Source material
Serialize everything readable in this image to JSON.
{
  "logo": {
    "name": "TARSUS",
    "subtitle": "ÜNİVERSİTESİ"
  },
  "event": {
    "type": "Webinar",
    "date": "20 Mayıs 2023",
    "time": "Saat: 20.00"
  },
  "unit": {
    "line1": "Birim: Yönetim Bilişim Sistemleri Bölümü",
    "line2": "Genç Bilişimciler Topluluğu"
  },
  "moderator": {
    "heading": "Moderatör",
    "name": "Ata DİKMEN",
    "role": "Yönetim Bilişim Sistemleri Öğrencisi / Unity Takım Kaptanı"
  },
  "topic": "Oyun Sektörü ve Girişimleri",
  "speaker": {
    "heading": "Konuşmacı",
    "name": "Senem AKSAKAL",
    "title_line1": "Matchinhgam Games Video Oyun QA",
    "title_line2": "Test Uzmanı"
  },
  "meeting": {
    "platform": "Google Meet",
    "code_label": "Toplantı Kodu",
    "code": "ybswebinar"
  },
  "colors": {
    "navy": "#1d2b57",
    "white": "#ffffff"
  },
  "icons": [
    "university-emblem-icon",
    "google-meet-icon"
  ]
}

==

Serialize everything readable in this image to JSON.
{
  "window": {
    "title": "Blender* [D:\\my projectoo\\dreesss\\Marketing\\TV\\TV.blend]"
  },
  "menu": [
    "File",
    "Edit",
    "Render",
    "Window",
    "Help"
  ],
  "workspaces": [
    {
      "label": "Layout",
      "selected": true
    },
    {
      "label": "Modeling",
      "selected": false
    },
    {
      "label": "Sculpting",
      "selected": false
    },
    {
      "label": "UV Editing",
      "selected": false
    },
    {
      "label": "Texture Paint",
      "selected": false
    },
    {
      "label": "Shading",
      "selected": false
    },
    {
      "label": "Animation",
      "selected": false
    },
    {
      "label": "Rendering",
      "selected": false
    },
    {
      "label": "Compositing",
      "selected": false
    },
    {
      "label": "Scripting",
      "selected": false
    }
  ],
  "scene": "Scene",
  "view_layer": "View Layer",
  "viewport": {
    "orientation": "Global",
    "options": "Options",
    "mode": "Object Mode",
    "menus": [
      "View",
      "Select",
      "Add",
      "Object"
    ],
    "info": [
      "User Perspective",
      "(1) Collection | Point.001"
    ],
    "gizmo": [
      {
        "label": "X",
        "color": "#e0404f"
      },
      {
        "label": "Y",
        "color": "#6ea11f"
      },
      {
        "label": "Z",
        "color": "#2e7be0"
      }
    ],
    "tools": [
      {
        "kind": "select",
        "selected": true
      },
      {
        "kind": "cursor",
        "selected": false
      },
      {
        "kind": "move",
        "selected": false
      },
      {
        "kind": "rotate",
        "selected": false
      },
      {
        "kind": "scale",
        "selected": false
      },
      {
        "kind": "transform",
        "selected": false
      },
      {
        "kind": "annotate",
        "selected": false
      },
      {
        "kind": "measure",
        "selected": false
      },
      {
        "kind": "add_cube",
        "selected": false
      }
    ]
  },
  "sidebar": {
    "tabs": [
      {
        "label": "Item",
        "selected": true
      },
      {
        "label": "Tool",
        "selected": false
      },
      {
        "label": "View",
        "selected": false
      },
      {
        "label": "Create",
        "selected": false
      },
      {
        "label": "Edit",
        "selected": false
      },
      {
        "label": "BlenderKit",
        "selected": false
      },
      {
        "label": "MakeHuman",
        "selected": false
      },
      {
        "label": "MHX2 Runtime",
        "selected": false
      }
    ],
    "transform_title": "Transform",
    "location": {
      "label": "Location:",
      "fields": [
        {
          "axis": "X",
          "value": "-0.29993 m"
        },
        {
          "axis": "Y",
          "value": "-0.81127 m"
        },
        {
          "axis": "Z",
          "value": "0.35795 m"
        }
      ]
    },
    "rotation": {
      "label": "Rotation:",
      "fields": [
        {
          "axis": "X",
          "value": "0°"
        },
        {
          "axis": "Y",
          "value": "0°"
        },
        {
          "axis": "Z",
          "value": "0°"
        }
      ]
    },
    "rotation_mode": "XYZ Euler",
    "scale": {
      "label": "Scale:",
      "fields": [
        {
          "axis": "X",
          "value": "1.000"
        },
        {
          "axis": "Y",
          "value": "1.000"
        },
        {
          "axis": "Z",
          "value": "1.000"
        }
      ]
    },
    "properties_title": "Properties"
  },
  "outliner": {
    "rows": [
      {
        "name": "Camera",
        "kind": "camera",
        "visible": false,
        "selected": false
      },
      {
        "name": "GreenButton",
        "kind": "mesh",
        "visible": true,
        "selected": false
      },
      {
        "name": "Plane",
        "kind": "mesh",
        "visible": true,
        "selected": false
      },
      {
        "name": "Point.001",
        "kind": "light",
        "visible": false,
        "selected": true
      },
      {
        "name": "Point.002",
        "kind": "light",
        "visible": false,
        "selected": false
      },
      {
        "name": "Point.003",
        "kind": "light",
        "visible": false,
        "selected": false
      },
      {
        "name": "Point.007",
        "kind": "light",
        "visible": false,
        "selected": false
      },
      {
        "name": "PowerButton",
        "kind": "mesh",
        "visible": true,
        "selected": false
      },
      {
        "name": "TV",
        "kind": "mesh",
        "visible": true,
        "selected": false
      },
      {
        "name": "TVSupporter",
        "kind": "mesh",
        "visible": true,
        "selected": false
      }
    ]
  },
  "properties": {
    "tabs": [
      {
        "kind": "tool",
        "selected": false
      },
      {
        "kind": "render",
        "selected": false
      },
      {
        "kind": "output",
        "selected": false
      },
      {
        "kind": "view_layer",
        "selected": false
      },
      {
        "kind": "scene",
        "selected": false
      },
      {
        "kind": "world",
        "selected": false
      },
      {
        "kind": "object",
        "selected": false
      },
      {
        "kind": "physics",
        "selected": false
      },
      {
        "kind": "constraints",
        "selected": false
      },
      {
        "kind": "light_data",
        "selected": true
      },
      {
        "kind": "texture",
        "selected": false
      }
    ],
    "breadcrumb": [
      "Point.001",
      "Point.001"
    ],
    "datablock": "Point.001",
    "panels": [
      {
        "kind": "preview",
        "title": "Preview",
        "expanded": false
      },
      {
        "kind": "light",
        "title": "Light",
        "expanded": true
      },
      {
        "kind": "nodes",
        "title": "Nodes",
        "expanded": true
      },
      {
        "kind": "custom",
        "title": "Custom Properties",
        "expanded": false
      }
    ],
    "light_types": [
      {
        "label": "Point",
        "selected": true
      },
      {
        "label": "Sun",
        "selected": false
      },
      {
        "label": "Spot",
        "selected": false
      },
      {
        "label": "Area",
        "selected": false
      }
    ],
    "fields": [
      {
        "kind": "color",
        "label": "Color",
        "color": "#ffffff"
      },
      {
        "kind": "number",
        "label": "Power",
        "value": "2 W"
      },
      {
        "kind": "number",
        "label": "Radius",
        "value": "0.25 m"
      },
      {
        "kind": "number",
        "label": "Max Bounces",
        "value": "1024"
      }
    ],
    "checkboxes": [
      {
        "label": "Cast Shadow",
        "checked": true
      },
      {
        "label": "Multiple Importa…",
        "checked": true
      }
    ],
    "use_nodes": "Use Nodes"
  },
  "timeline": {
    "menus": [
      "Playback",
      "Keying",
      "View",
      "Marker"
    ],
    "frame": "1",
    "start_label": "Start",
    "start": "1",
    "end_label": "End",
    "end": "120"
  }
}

What to do
Each line holding "Sistemleri" must be found and copied.

Task result
    "line1": "Birim: Yönetim Bilişim Sistemleri Bölümü",
    "role": "Yönetim Bilişim Sistemleri Öğrencisi / Unity Takım Kaptanı"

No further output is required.